>> begin

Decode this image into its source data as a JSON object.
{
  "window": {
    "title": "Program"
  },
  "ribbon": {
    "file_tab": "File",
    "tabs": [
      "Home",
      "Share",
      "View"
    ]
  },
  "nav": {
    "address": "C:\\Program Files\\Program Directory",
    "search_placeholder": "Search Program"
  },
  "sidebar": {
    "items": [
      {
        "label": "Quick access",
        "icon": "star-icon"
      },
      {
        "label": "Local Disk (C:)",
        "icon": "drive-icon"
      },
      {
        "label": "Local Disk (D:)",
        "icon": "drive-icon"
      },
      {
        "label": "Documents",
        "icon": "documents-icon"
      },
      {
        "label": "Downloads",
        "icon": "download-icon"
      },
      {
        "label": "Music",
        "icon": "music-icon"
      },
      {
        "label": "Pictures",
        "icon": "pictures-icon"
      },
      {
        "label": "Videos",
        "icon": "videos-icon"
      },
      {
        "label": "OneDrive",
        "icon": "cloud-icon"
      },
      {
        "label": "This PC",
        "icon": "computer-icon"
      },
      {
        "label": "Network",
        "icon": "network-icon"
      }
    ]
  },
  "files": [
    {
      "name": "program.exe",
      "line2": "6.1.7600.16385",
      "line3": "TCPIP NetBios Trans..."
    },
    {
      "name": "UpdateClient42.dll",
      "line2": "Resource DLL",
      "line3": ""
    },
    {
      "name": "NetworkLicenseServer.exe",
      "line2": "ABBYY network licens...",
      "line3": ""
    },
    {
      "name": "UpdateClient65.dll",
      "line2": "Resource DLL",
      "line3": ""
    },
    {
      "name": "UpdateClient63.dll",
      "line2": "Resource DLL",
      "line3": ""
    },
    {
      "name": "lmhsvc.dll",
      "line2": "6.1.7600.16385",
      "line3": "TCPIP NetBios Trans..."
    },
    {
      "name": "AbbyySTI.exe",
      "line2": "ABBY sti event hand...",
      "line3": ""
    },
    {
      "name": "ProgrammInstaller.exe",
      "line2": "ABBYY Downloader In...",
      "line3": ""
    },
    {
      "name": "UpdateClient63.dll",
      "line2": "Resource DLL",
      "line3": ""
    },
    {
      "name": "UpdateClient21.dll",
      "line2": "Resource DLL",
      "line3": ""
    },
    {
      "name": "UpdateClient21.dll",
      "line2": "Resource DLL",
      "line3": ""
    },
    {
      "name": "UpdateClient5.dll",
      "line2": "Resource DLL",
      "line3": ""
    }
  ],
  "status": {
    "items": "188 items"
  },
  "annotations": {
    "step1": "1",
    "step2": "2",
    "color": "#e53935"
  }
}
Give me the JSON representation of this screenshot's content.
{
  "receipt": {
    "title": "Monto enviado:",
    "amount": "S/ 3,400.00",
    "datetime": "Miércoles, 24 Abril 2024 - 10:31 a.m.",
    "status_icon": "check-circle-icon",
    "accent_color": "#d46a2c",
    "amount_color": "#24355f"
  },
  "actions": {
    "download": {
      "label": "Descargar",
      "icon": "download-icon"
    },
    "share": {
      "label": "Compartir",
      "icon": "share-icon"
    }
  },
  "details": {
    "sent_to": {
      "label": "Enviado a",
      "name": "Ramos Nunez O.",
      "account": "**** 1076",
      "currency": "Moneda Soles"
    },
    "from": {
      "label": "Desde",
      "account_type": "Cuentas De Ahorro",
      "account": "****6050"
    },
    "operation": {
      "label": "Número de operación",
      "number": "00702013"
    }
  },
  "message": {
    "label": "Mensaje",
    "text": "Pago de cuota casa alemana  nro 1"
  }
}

>> end

Challenge
Every record shown above must be echoed exactly.

Solution for this task
Decode this image into its source data as a JSON object.
{
  "window": {
    "title": "Program"
  },
  "ribbon": {
    "file_tab": "File",
    "tabs": [
      "Home",
      "Share",
      "View"
    ]
  },
  "nav": {
    "address": "C:\\Program Files\\Program Directory",
    "search_placeholder": "Search Program"
  },
  "sidebar": {
    "items": [
      {
        "label": "Quick access",
        "icon": "star-icon"
      },
      {
        "label": "Local Disk (C:)",
        "icon": "drive-icon"
      },
      {
        "label": "Local Disk (D:)",
        "icon": "drive-icon"
      },
      {
        "label": "Documents",
        "icon": "documents-icon"
      },
      {
        "label": "Downloads",
        "icon": "download-icon"
      },
      {
        "label": "Music",
        "icon": "music-icon"
      },
      {
        "label": "Pictures",
        "icon": "pictures-icon"
      },
      {
        "label": "Videos",
        "icon": "videos-icon"
      },
      {
        "label": "OneDrive",
        "icon": "cloud-icon"
      },
      {
        "label": "This PC",
        "icon": "computer-icon"
      },
      {
        "label": "Network",
        "icon": "network-icon"
      }
    ]
  },
  "files": [
    {
      "name": "program.exe",
      "line2": "6.1.7600.16385",
      "line3": "TCPIP NetBios Trans..."
    },
    {
      "name": "UpdateClient42.dll",
      "line2": "Resource DLL",
      "line3": ""
    },
    {
      "name": "NetworkLicenseServer.exe",
      "line2": "ABBYY network licens...",
      "line3": ""
    },
    {
      "name": "UpdateClient65.dll",
      "line2": "Resource DLL",
      "line3": ""
    },
    {
      "name": "UpdateClient63.dll",
      "line2": "Resource DLL",
      "line3": ""
    },
    {
      "name": "lmhsvc.dll",
      "line2": "6.1.7600.16385",
      "line3": "TCPIP NetBios Trans..."
    },
    {
      "name": "AbbyySTI.exe",
      "line2": "ABBY sti event hand...",
      "line3": ""
    },
    {
      "name": "ProgrammInstaller.exe",
      "line2": "ABBYY Downloader In...",
      "line3": ""
    },
    {
      "name": "UpdateClient63.dll",
      "line2": "Resource DLL",
      "line3": ""
    },
    {
      "name": "UpdateClient21.dll",
      "line2": "Resource DLL",
      "line3": ""
    },
    {
      "name": "UpdateClient21.dll",
      "line2": "Resource DLL",
      "line3": ""
    },
    {
      "name": "UpdateClient5.dll",
      "line2": "Resource DLL",
      "line3": ""
    }
  ],
  "status": {
    "items": "188 items"
  },
  "annotations": {
    "step1": "1",
    "step2": "2",
    "color": "#e53935"
  }
}
Give me the JSON representation of this screenshot's content.
{
  "receipt": {
    "title": "Monto enviado:",
    "amount": "S/ 3,400.00",
    "datetime": "Miércoles, 24 Abril 2024 - 10:31 a.m.",
    "status_icon": "check-circle-icon",
    "accent_color": "#d46a2c",
    "amount_color": "#24355f"
  },
  "actions": {
    "download": {
      "label": "Descargar",
      "icon": "download-icon"
    },
    "share": {
      "label": "Compartir",
      "icon": "share-icon"
    }
  },
  "details": {
    "sent_to": {
      "label": "Enviado a",
      "name": "Ramos Nunez O.",
      "account": "**** 1076",
      "currency": "Moneda Soles"
    },
    "from": {
      "label": "Desde",
      "account_type": "Cuentas De Ahorro",
      "account": "****6050"
    },
    "operation": {
      "label": "Número de operación",
      "number": "00702013"
    }
  },
  "message": {
    "label": "Mensaje",
    "text": "Pago de cuota casa alemana  nro 1"
  }
}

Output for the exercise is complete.